— start of Data shown —

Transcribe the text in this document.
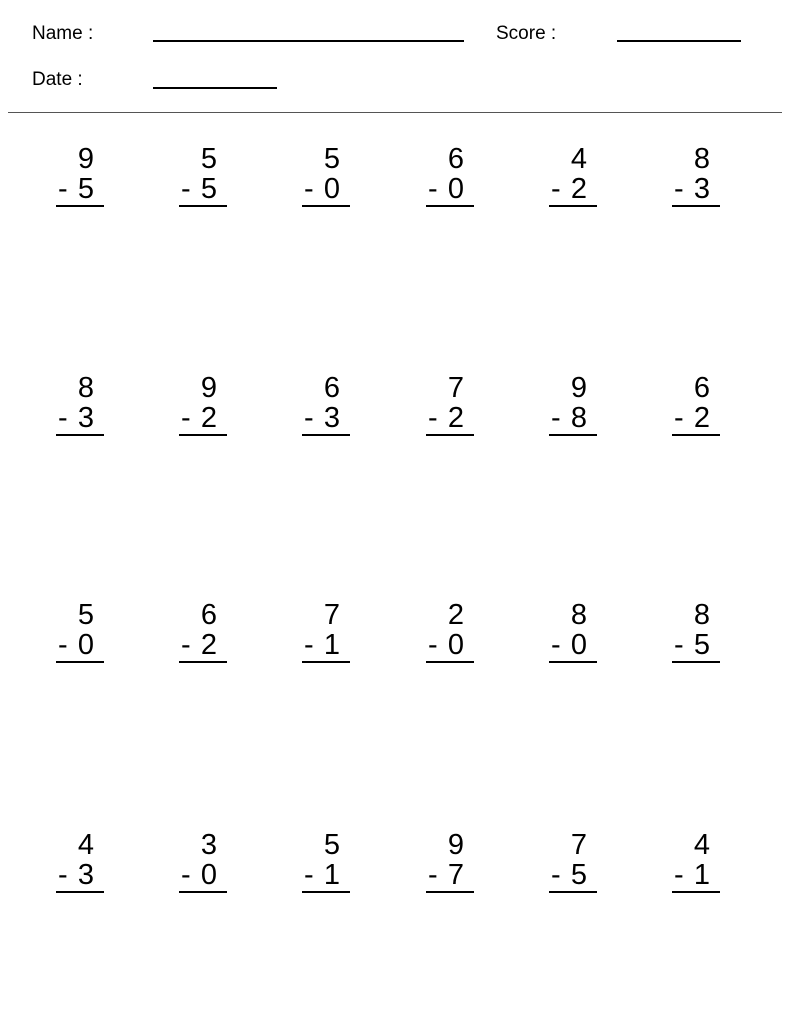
Name :	Score :
Date :
9
- 5
5
- 5
5
- 0
6
- 0
4
- 2
8
- 3
8
- 3
9
- 2
6
- 3
7
- 2
9
- 8
6
- 2
5
- 0
6
- 2
7
- 1
2
- 0
8
- 0
8
- 5
4
- 3
3
- 0
5
- 1
9
- 7
7
- 5
4
- 1
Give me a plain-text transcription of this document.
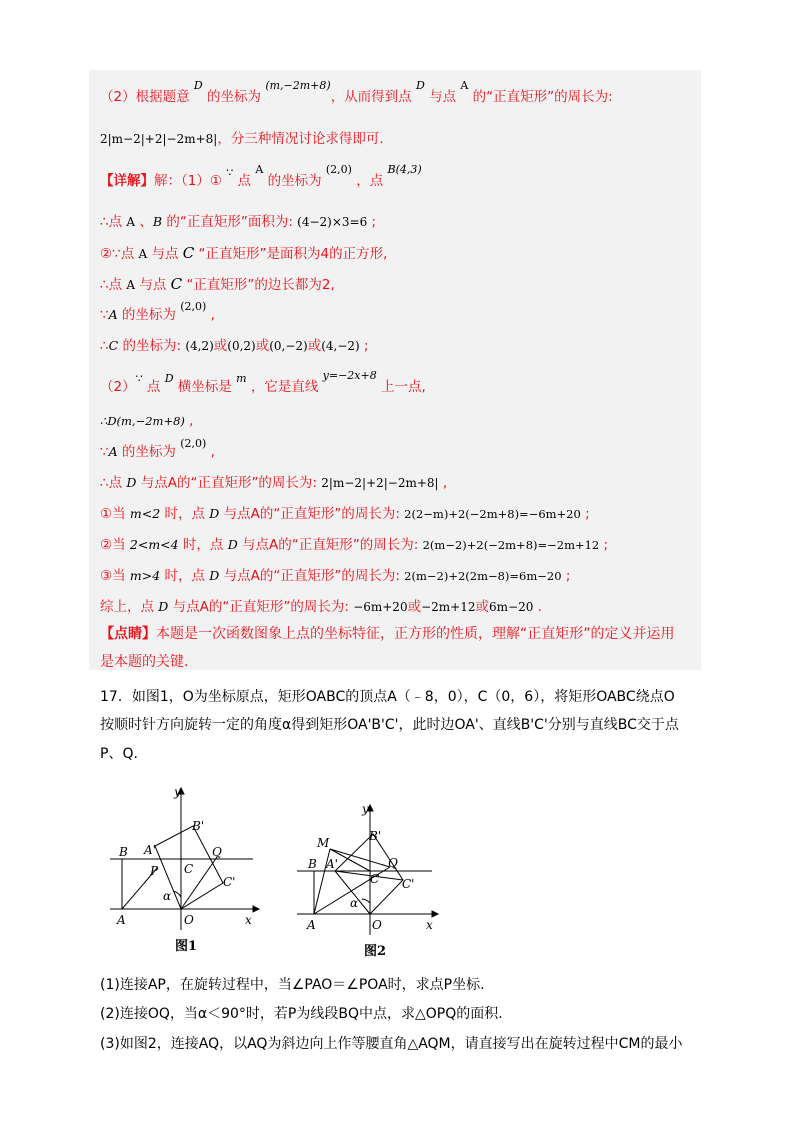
（2）根据题意 $^D$ 的坐标为 $^{(m,-2m+8)}$，从而得到点 $^D$ 与点 $^A$ 的“正直矩形”的周长为:
2|m−2|+2|−2m+8|，分三种情况讨论求得即可.
【详解】解：（1）① ∵ 点 $^A$ 的坐标为 $^{(2,0)}$ ，点 $^{B(4,3)}$
∴点 A 、B 的“正直矩形”面积为: (4−2)×3=6 ;
②∵点 A 与点 C “正直矩形”是面积为4的正方形,
∴点 A 与点 C “正直矩形”的边长都为2,
∵A 的坐标为 $^{(2,0)}$ ,
∴C 的坐标为: (4,2)或(0,2)或(0,−2)或(4,−2) ;
（2）∵ 点 $^D$ 横坐标是 $^m$ ，它是直线 $^{y=-2x+8}$ 上一点,
∴D(m,−2m+8) ,
∵A 的坐标为 $^{(2,0)}$ ,
∴点 D 与点A的“正直矩形”的周长为: 2|m−2|+2|−2m+8| ,
①当 m<2 时，点 D 与点A的“正直矩形”的周长为: 2(2−m)+2(−2m+8)=−6m+20 ;
②当 2<m<4 时，点 D 与点A的“正直矩形”的周长为: 2(m−2)+2(−2m+8)=−2m+12 ;
③当 m>4 时，点 D 与点A的“正直矩形”的周长为: 2(m−2)+2(2m−8)=6m−20 ;
综上，点 D 与点A的“正直矩形”的周长为: −6m+20或−2m+12或6m−20 .
【点睛】本题是一次函数图象上点的坐标特征，正方形的性质，理解“正直矩形”的定义并运用
是本题的关键.
17．如图1，O为坐标原点，矩形OABC的顶点A（﹣8，0），C（0，6），将矩形OABC绕点O
按顺时针方向旋转一定的角度α得到矩形OA'B'C'，此时边OA'、直线B'C'分别与直线BC交于点
P、Q.
y
x
B A'
B'
Q
C
P
C'
α
A	O
图1
y
x
M
B A'
B'
Q
C C'
α
A	O
图2
(1)连接AP，在旋转过程中，当∠PAO＝∠POA时，求点P坐标.
(2)连接OQ，当α＜90°时，若P为线段BQ中点，求△OPQ的面积.
(3)如图2，连接AQ，以AQ为斜边向上作等腰直角△AQM，请直接写出在旋转过程中CM的最小
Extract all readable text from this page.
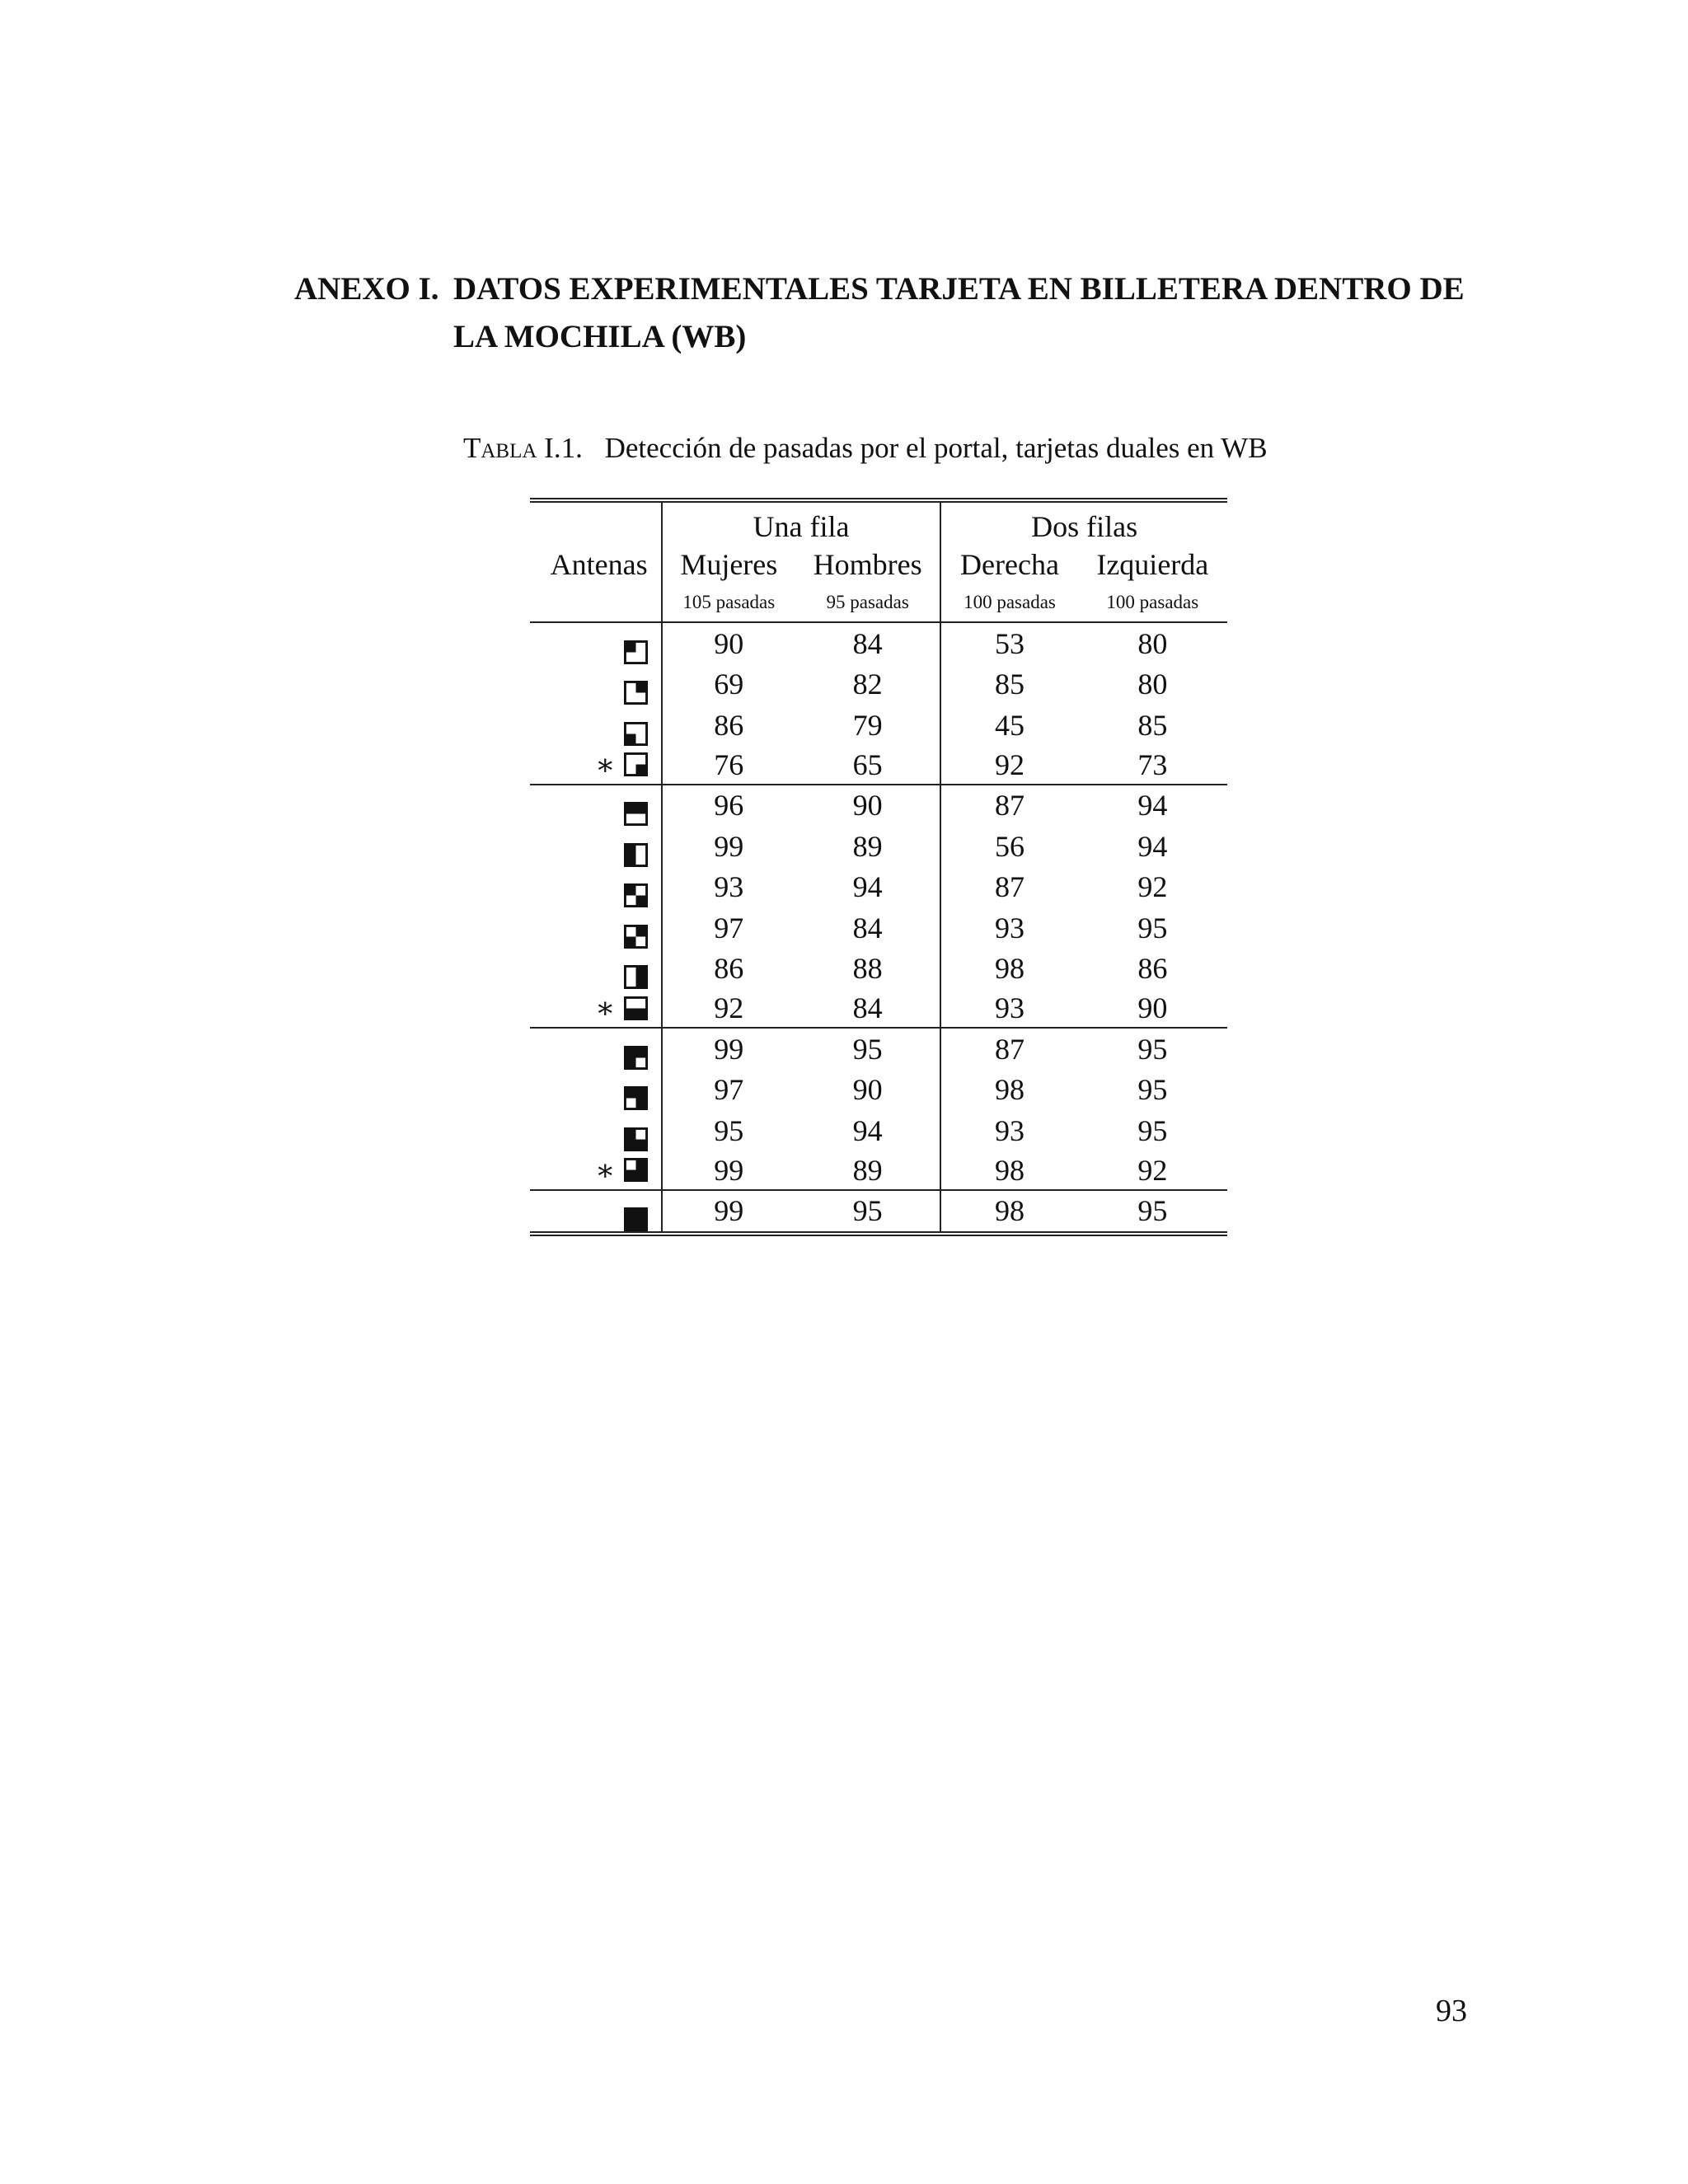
ANEXO I. DATOS EXPERIMENTALES TARJETA EN BILLETERA DENTRO DE LA MOCHILA (WB)
Tabla I.1. Detección de pasadas por el portal, tarjetas duales en WB
	Una fila		Dos filas	
Antenas	Mujeres	Hombres	Derecha	Izquierda
	105 pasadas	95 pasadas	100 pasadas	100 pasadas

	90	84	53	80

	69	82	85	80

	86	79	45	85

∗	76	65	92	73

	96	90	87	94

	99	89	56	94

	93	94	87	92

	97	84	93	95

	86	88	98	86

∗	92	84	93	90

	99	95	87	95

	97	90	98	95

	95	94	93	95

∗	99	89	98	92

	99	95	98	95
93
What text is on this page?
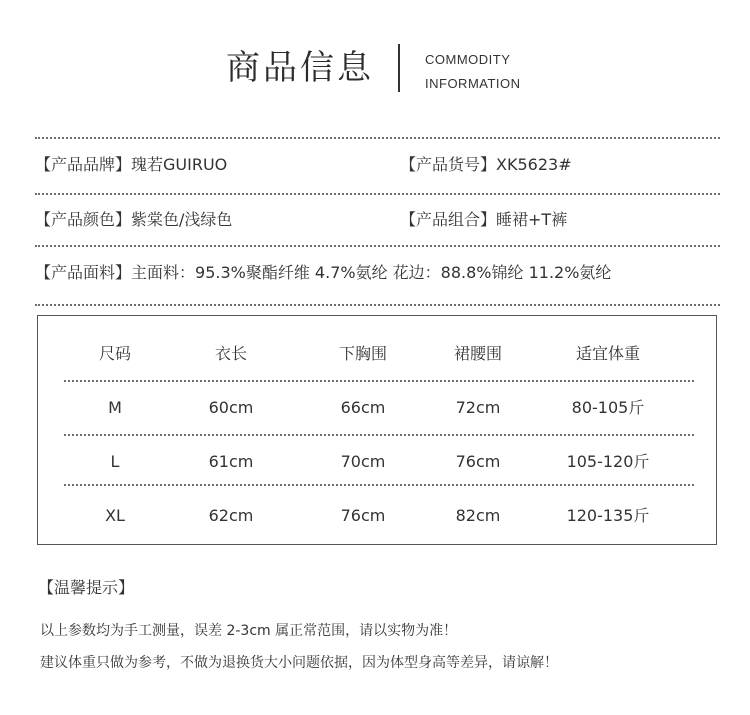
商品信息	COMMODITY
INFORMATION
【产品品牌】瑰若GUIRUO	【产品货号】XK5623#
【产品颜色】紫棠色/浅绿色	【产品组合】睡裙+T裤
【产品面料】主面料：95.3%聚酯纤维 4.7%氨纶 花边：88.8%锦纶 11.2%氨纶
尺码	衣长	下胸围	裙腰围	适宜体重
M	60cm	66cm	72cm	80-105斤
L	61cm	70cm	76cm	105-120斤
XL	62cm	76cm	82cm	120-135斤
【温馨提示】
以上参数均为手工测量，误差 2-3cm 属正常范围，请以实物为准！
建议体重只做为参考，不做为退换货大小问题依据，因为体型身高等差异，请谅解！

— end of Data shown —

Work to complete :: Quote every line word for word and keep the images out of the copy.

Written response ::
Transcribe the text in this document.
Name :	Score :
Date :
9
- 5
5
- 5
5
- 0
6
- 0
4
- 2
8
- 3
8
- 3
9
- 2
6
- 3
7
- 2
9
- 8
6
- 2
5
- 0
6
- 2
7
- 1
2
- 0
8
- 0
8
- 5
4
- 3
3
- 0
5
- 1
9
- 7
7
- 5
4
- 1
Give me a plain-text transcription of this document.
（2）根据题意 $^D$ 的坐标为 $^{(m,-2m+8)}$，从而得到点 $^D$ 与点 $^A$ 的“正直矩形”的周长为:
2|m−2|+2|−2m+8|，分三种情况讨论求得即可.
【详解】解：（1）① ∵ 点 $^A$ 的坐标为 $^{(2,0)}$ ，点 $^{B(4,3)}$
∴点 A 、B 的“正直矩形”面积为: (4−2)×3=6 ;
②∵点 A 与点 C “正直矩形”是面积为4的正方形,
∴点 A 与点 C “正直矩形”的边长都为2,
∵A 的坐标为 $^{(2,0)}$ ,
∴C 的坐标为: (4,2)或(0,2)或(0,−2)或(4,−2) ;
（2）∵ 点 $^D$ 横坐标是 $^m$ ，它是直线 $^{y=-2x+8}$ 上一点,
∴D(m,−2m+8) ,
∵A 的坐标为 $^{(2,0)}$ ,
∴点 D 与点A的“正直矩形”的周长为: 2|m−2|+2|−2m+8| ,
①当 m<2 时，点 D 与点A的“正直矩形”的周长为: 2(2−m)+2(−2m+8)=−6m+20 ;
②当 2<m<4 时，点 D 与点A的“正直矩形”的周长为: 2(m−2)+2(−2m+8)=−2m+12 ;
③当 m>4 时，点 D 与点A的“正直矩形”的周长为: 2(m−2)+2(2m−8)=6m−20 ;
综上，点 D 与点A的“正直矩形”的周长为: −6m+20或−2m+12或6m−20 .
【点睛】本题是一次函数图象上点的坐标特征，正方形的性质，理解“正直矩形”的定义并运用
是本题的关键.
17．如图1，O为坐标原点，矩形OABC的顶点A（﹣8，0），C（0，6），将矩形OABC绕点O
按顺时针方向旋转一定的角度α得到矩形OA'B'C'，此时边OA'、直线B'C'分别与直线BC交于点
P、Q.
y
x
B A'
B'
Q
C
P
C'
α
A	O
图1
y
x
M
B A'
B'
Q
C C'
α
A	O
图2
(1)连接AP，在旋转过程中，当∠PAO＝∠POA时，求点P坐标.
(2)连接OQ，当α＜90°时，若P为线段BQ中点，求△OPQ的面积.
(3)如图2，连接AQ，以AQ为斜边向上作等腰直角△AQM，请直接写出在旋转过程中CM的最小
Extract all readable text from this page.
ANEXO I. DATOS EXPERIMENTALES TARJETA EN BILLETERA DENTRO DE LA MOCHILA (WB)
Tabla I.1. Detección de pasadas por el portal, tarjetas duales en WB
	Una fila		Dos filas	
Antenas	Mujeres	Hombres	Derecha	Izquierda
	105 pasadas	95 pasadas	100 pasadas	100 pasadas

	90	84	53	80

	69	82	85	80

	86	79	45	85

∗	76	65	92	73

	96	90	87	94

	99	89	56	94

	93	94	87	92

	97	84	93	95

	86	88	98	86

∗	92	84	93	90

	99	95	87	95

	97	90	98	95

	95	94	93	95

∗	99	89	98	92

	99	95	98	95
93
What text is on this page?
商品信息	COMMODITY
INFORMATION
【产品品牌】瑰若GUIRUO	【产品货号】XK5623#
【产品颜色】紫棠色/浅绿色	【产品组合】睡裙+T裤
【产品面料】主面料：95.3%聚酯纤维 4.7%氨纶 花边：88.8%锦纶 11.2%氨纶
尺码	衣长	下胸围	裙腰围	适宜体重
M	60cm	66cm	72cm	80-105斤
L	61cm	70cm	76cm	105-120斤
XL	62cm	76cm	82cm	120-135斤
【温馨提示】
以上参数均为手工测量，误差 2-3cm 属正常范围，请以实物为准！
建议体重只做为参考，不做为退换货大小问题依据，因为体型身高等差异，请谅解！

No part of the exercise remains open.